═════ Extracted material ═════

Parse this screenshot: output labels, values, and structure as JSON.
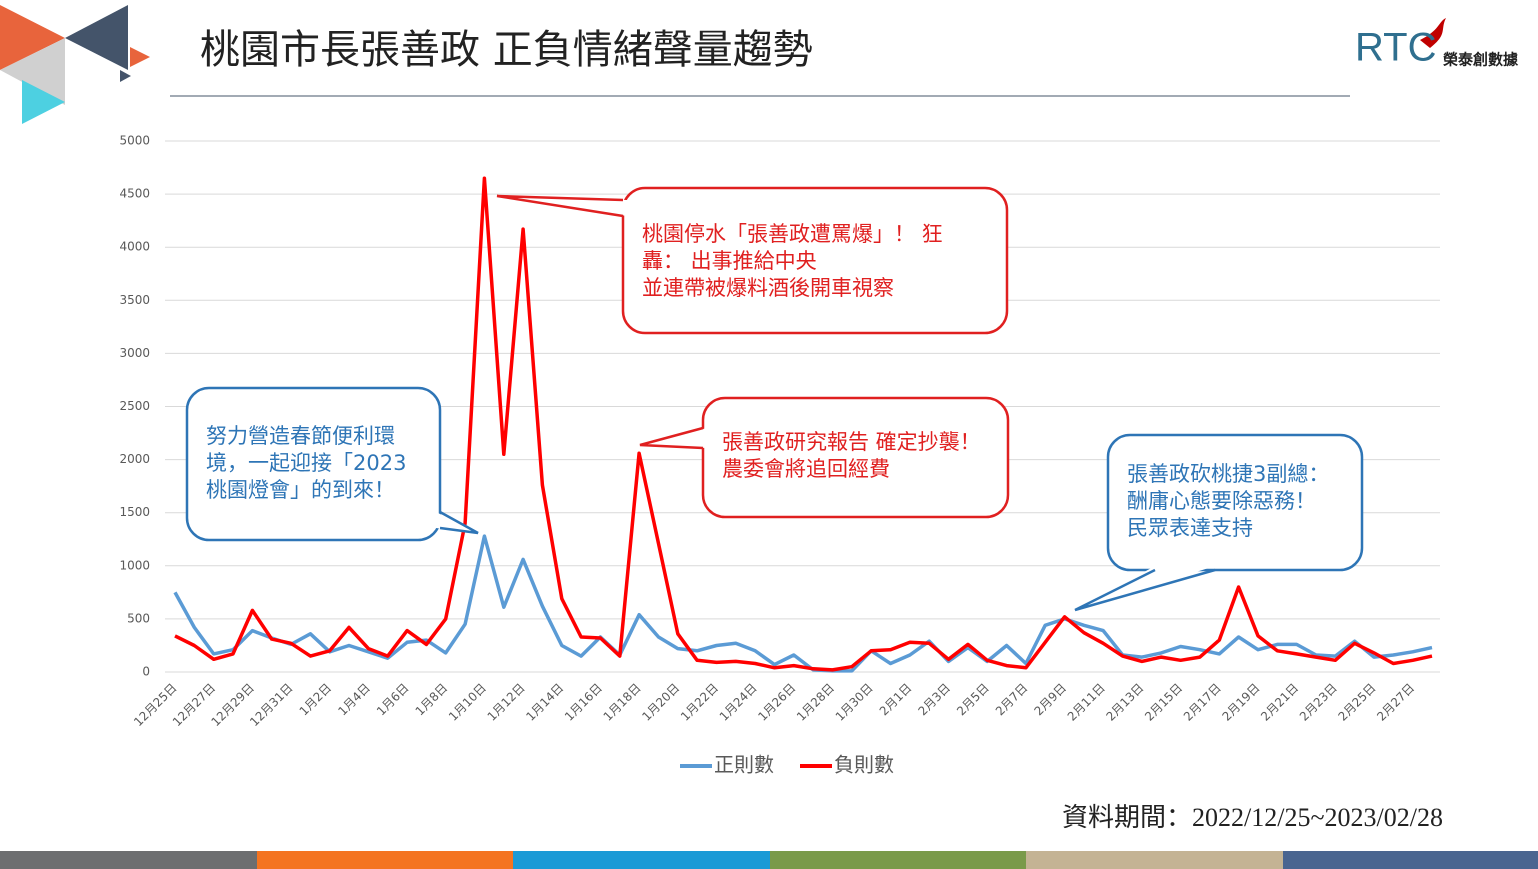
{
  "chart_data": {
    "type": "line",
    "title": "桃園市長張善政 正負情緒聲量趨勢",
    "categories": [
      "12月25日",
      null,
      "12月27日",
      null,
      "12月29日",
      null,
      "12月31日",
      null,
      "1月2日",
      null,
      "1月4日",
      null,
      "1月6日",
      null,
      "1月8日",
      null,
      "1月10日",
      null,
      "1月12日",
      null,
      "1月14日",
      null,
      "1月16日",
      null,
      "1月18日",
      null,
      "1月20日",
      null,
      "1月22日",
      null,
      "1月24日",
      null,
      "1月26日",
      null,
      "1月28日",
      null,
      "1月30日",
      null,
      "2月1日",
      null,
      "2月3日",
      null,
      "2月5日",
      null,
      "2月7日",
      null,
      "2月9日",
      null,
      "2月11日",
      null,
      "2月13日",
      null,
      "2月15日",
      null,
      "2月17日",
      null,
      "2月19日",
      null,
      "2月21日",
      null,
      "2月23日",
      null,
      "2月25日",
      null,
      "2月27日",
      null
    ],
    "series": [
      {
        "name": "正則數",
        "color": "#5b9bd5",
        "values": [
          750,
          420,
          170,
          210,
          390,
          320,
          260,
          360,
          190,
          250,
          190,
          130,
          280,
          300,
          180,
          450,
          1280,
          610,
          1060,
          620,
          250,
          150,
          330,
          160,
          540,
          330,
          220,
          200,
          250,
          270,
          200,
          70,
          160,
          20,
          10,
          10,
          200,
          80,
          160,
          290,
          100,
          230,
          100,
          250,
          80,
          440,
          500,
          440,
          390,
          160,
          140,
          180,
          240,
          210,
          170,
          330,
          210,
          260,
          260,
          160,
          150,
          290,
          140,
          160,
          190,
          230
        ]
      },
      {
        "name": "負則數",
        "color": "#ff0000",
        "values": [
          340,
          250,
          120,
          170,
          580,
          310,
          270,
          150,
          200,
          420,
          220,
          150,
          390,
          260,
          500,
          1400,
          4650,
          2050,
          4170,
          1760,
          690,
          330,
          320,
          150,
          2060,
          1210,
          360,
          110,
          90,
          100,
          80,
          40,
          60,
          30,
          20,
          50,
          200,
          210,
          280,
          270,
          120,
          260,
          110,
          60,
          40,
          280,
          520,
          370,
          270,
          150,
          100,
          140,
          110,
          140,
          300,
          800,
          340,
          200,
          170,
          140,
          110,
          270,
          180,
          80,
          110,
          150
        ]
      }
    ],
    "ylim": [
      0,
      5000
    ],
    "yticks": [
      0,
      500,
      1000,
      1500,
      2000,
      2500,
      3000,
      3500,
      4000,
      4500,
      5000
    ],
    "grid": true,
    "legend": "bottom",
    "annotations": [
      {
        "color": "#2e75b6",
        "lines": [
          "努力營造春節便利環",
          "境，一起迎接「2023",
          "桃園燈會」的到來！"
        ]
      },
      {
        "color": "#e02020",
        "lines": [
          "桃園停水「張善政遭罵爆」！ 狂",
          "轟： 出事推給中央",
          "並連帶被爆料酒後開車視察"
        ]
      },
      {
        "color": "#e02020",
        "lines": [
          "張善政研究報告 確定抄襲！",
          "農委會將追回經費"
        ]
      },
      {
        "color": "#2e75b6",
        "lines": [
          "張善政砍桃捷3副總：",
          "酬庸心態要除惡務！",
          "民眾表達支持"
        ]
      }
    ]
  },
  "logo": {
    "mark": "RTC",
    "name": "榮泰創數據"
  },
  "footer": "資料期間：2022/12/25~2023/02/28"
}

═════

- **Exercise objective**:
The data should be printed again unchanged; leave its pictures out.

- **Result of this exercise**:
Parse this screenshot: output labels, values, and structure as JSON.
{
  "chart_data": {
    "type": "line",
    "title": "桃園市長張善政 正負情緒聲量趨勢",
    "categories": [
      "12月25日",
      null,
      "12月27日",
      null,
      "12月29日",
      null,
      "12月31日",
      null,
      "1月2日",
      null,
      "1月4日",
      null,
      "1月6日",
      null,
      "1月8日",
      null,
      "1月10日",
      null,
      "1月12日",
      null,
      "1月14日",
      null,
      "1月16日",
      null,
      "1月18日",
      null,
      "1月20日",
      null,
      "1月22日",
      null,
      "1月24日",
      null,
      "1月26日",
      null,
      "1月28日",
      null,
      "1月30日",
      null,
      "2月1日",
      null,
      "2月3日",
      null,
      "2月5日",
      null,
      "2月7日",
      null,
      "2月9日",
      null,
      "2月11日",
      null,
      "2月13日",
      null,
      "2月15日",
      null,
      "2月17日",
      null,
      "2月19日",
      null,
      "2月21日",
      null,
      "2月23日",
      null,
      "2月25日",
      null,
      "2月27日",
      null
    ],
    "series": [
      {
        "name": "正則數",
        "color": "#5b9bd5",
        "values": [
          750,
          420,
          170,
          210,
          390,
          320,
          260,
          360,
          190,
          250,
          190,
          130,
          280,
          300,
          180,
          450,
          1280,
          610,
          1060,
          620,
          250,
          150,
          330,
          160,
          540,
          330,
          220,
          200,
          250,
          270,
          200,
          70,
          160,
          20,
          10,
          10,
          200,
          80,
          160,
          290,
          100,
          230,
          100,
          250,
          80,
          440,
          500,
          440,
          390,
          160,
          140,
          180,
          240,
          210,
          170,
          330,
          210,
          260,
          260,
          160,
          150,
          290,
          140,
          160,
          190,
          230
        ]
      },
      {
        "name": "負則數",
        "color": "#ff0000",
        "values": [
          340,
          250,
          120,
          170,
          580,
          310,
          270,
          150,
          200,
          420,
          220,
          150,
          390,
          260,
          500,
          1400,
          4650,
          2050,
          4170,
          1760,
          690,
          330,
          320,
          150,
          2060,
          1210,
          360,
          110,
          90,
          100,
          80,
          40,
          60,
          30,
          20,
          50,
          200,
          210,
          280,
          270,
          120,
          260,
          110,
          60,
          40,
          280,
          520,
          370,
          270,
          150,
          100,
          140,
          110,
          140,
          300,
          800,
          340,
          200,
          170,
          140,
          110,
          270,
          180,
          80,
          110,
          150
        ]
      }
    ],
    "ylim": [
      0,
      5000
    ],
    "yticks": [
      0,
      500,
      1000,
      1500,
      2000,
      2500,
      3000,
      3500,
      4000,
      4500,
      5000
    ],
    "grid": true,
    "legend": "bottom",
    "annotations": [
      {
        "color": "#2e75b6",
        "lines": [
          "努力營造春節便利環",
          "境，一起迎接「2023",
          "桃園燈會」的到來！"
        ]
      },
      {
        "color": "#e02020",
        "lines": [
          "桃園停水「張善政遭罵爆」！ 狂",
          "轟： 出事推給中央",
          "並連帶被爆料酒後開車視察"
        ]
      },
      {
        "color": "#e02020",
        "lines": [
          "張善政研究報告 確定抄襲！",
          "農委會將追回經費"
        ]
      },
      {
        "color": "#2e75b6",
        "lines": [
          "張善政砍桃捷3副總：",
          "酬庸心態要除惡務！",
          "民眾表達支持"
        ]
      }
    ]
  },
  "logo": {
    "mark": "RTC",
    "name": "榮泰創數據"
  },
  "footer": "資料期間：2022/12/25~2023/02/28"
}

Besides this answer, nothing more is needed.